(Figure data in JSON)
# # #
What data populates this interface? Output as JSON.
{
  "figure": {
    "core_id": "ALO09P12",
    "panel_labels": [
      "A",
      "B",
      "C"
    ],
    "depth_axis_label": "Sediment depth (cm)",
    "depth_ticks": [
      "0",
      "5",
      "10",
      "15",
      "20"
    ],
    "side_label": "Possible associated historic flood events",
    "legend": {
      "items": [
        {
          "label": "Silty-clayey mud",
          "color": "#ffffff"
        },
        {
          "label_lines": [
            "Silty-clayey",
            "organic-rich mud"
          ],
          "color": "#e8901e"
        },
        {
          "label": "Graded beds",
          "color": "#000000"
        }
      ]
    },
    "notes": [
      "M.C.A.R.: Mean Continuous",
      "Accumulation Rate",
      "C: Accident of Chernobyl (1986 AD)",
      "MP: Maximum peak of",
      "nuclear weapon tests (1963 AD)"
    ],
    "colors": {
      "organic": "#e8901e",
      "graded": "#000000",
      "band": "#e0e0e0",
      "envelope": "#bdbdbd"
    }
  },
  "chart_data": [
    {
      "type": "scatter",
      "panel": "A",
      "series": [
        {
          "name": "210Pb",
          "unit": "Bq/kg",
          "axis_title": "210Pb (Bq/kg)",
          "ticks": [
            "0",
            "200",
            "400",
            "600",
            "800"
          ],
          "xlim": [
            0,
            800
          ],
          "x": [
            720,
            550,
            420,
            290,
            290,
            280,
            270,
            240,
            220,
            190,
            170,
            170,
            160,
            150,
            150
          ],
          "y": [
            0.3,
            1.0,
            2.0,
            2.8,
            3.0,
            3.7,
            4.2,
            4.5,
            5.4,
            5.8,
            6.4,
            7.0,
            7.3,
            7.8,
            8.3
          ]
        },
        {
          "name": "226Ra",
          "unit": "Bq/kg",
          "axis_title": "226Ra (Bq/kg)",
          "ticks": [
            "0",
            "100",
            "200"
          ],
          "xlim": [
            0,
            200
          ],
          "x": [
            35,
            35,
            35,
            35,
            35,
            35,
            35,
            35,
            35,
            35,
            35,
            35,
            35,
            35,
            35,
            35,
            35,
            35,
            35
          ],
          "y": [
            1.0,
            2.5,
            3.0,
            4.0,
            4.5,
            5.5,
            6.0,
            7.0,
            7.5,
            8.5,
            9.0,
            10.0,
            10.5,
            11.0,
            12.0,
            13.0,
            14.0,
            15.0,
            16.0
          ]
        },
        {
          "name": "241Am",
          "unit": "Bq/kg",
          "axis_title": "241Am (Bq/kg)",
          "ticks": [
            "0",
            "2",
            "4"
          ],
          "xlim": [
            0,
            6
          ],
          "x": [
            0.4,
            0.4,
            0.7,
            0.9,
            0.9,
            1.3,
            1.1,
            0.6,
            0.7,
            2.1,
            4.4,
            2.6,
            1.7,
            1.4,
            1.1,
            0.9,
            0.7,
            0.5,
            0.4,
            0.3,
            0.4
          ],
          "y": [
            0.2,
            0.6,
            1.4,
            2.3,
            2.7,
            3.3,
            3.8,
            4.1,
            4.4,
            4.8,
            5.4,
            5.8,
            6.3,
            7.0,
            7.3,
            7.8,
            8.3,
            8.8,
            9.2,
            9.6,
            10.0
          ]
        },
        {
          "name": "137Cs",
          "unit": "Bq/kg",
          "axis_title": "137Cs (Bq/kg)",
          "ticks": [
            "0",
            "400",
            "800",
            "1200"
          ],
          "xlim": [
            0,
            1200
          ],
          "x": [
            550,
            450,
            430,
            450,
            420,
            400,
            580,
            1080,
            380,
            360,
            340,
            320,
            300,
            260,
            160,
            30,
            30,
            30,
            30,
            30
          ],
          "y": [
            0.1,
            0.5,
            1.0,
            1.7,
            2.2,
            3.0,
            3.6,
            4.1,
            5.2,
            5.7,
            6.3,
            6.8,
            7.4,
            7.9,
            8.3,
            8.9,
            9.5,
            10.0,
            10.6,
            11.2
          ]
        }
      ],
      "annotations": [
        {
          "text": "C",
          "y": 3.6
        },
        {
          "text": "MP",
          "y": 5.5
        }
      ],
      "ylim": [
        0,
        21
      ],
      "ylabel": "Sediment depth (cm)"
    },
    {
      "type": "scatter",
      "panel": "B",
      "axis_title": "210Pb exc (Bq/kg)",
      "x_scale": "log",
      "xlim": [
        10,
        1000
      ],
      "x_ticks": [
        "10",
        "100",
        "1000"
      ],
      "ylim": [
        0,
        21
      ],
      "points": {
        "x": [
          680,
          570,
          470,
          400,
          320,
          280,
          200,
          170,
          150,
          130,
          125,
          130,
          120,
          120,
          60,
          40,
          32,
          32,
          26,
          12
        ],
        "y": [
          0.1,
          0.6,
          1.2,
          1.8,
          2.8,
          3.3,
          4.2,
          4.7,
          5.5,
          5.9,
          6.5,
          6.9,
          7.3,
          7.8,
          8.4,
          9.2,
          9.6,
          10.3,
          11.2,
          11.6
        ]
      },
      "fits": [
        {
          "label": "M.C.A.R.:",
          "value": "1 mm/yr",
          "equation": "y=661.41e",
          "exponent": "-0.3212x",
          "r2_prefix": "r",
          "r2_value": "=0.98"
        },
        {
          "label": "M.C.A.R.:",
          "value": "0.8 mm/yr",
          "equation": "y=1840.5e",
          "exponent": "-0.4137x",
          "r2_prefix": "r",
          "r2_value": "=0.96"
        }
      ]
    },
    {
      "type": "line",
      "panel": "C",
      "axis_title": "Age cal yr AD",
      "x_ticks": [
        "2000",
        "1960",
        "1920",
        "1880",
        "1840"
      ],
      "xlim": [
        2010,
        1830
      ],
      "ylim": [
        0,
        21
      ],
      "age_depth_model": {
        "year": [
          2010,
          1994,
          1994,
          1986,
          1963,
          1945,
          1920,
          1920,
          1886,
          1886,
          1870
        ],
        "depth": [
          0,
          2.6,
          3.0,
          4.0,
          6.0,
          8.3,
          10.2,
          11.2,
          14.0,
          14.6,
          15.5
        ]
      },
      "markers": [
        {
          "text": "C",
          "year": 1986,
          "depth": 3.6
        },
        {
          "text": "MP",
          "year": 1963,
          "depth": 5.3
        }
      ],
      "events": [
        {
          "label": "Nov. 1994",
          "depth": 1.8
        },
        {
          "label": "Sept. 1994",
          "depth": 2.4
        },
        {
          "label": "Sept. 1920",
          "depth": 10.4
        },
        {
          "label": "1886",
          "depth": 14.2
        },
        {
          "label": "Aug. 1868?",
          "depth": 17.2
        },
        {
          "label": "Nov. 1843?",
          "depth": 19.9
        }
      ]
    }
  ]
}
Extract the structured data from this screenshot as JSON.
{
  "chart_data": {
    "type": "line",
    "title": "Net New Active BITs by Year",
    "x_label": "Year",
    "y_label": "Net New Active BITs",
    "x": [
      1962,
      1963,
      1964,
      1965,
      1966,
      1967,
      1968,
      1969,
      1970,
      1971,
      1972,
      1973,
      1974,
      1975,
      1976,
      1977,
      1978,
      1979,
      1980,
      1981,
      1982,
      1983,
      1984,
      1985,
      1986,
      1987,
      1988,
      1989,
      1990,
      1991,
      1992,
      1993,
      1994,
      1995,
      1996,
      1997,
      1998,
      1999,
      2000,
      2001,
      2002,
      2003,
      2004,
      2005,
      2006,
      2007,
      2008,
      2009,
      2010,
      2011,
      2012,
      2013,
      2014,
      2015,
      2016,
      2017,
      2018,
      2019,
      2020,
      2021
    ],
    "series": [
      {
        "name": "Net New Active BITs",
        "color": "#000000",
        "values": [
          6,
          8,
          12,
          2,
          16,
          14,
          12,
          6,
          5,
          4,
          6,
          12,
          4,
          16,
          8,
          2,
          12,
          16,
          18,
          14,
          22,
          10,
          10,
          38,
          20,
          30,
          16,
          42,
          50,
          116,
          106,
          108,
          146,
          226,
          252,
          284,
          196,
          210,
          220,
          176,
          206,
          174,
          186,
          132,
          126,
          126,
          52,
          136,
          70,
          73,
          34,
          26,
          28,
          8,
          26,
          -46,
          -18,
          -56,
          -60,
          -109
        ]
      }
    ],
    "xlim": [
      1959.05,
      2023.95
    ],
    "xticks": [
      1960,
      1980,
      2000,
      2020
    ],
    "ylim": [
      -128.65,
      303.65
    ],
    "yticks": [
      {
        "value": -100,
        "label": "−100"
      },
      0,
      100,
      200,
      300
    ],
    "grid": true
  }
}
# # #
WHAT IS BEING ASKED — Copy each line of the records containing the string "BITs".

RESULT FOR THIS EXERCISE —
    "title": "Net New Active BITs by Year",
    "y_label": "Net New Active BITs",
        "name": "Net New Active BITs",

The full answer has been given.